**Exercise goal:**
Retype the records below exactly as they appear.

**Data shown:**
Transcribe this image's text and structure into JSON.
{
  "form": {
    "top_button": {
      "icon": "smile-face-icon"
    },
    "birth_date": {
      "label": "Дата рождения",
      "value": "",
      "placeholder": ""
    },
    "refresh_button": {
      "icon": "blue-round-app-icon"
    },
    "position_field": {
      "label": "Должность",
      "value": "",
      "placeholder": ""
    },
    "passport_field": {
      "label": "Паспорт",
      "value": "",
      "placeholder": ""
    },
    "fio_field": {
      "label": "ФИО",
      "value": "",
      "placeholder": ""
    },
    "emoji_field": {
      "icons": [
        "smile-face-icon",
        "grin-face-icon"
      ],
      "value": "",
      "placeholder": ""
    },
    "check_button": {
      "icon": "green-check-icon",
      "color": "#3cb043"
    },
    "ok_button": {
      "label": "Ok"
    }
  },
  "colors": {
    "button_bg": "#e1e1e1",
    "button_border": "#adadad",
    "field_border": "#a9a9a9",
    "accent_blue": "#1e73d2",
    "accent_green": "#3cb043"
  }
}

**Correct output:**
Transcribe this image's text and structure into JSON.
{
  "form": {
    "top_button": {
      "icon": "smile-face-icon"
    },
    "birth_date": {
      "label": "Дата рождения",
      "value": "",
      "placeholder": ""
    },
    "refresh_button": {
      "icon": "blue-round-app-icon"
    },
    "position_field": {
      "label": "Должность",
      "value": "",
      "placeholder": ""
    },
    "passport_field": {
      "label": "Паспорт",
      "value": "",
      "placeholder": ""
    },
    "fio_field": {
      "label": "ФИО",
      "value": "",
      "placeholder": ""
    },
    "emoji_field": {
      "icons": [
        "smile-face-icon",
        "grin-face-icon"
      ],
      "value": "",
      "placeholder": ""
    },
    "check_button": {
      "icon": "green-check-icon",
      "color": "#3cb043"
    },
    "ok_button": {
      "label": "Ok"
    }
  },
  "colors": {
    "button_bg": "#e1e1e1",
    "button_border": "#adadad",
    "field_border": "#a9a9a9",
    "accent_blue": "#1e73d2",
    "accent_green": "#3cb043"
  }
}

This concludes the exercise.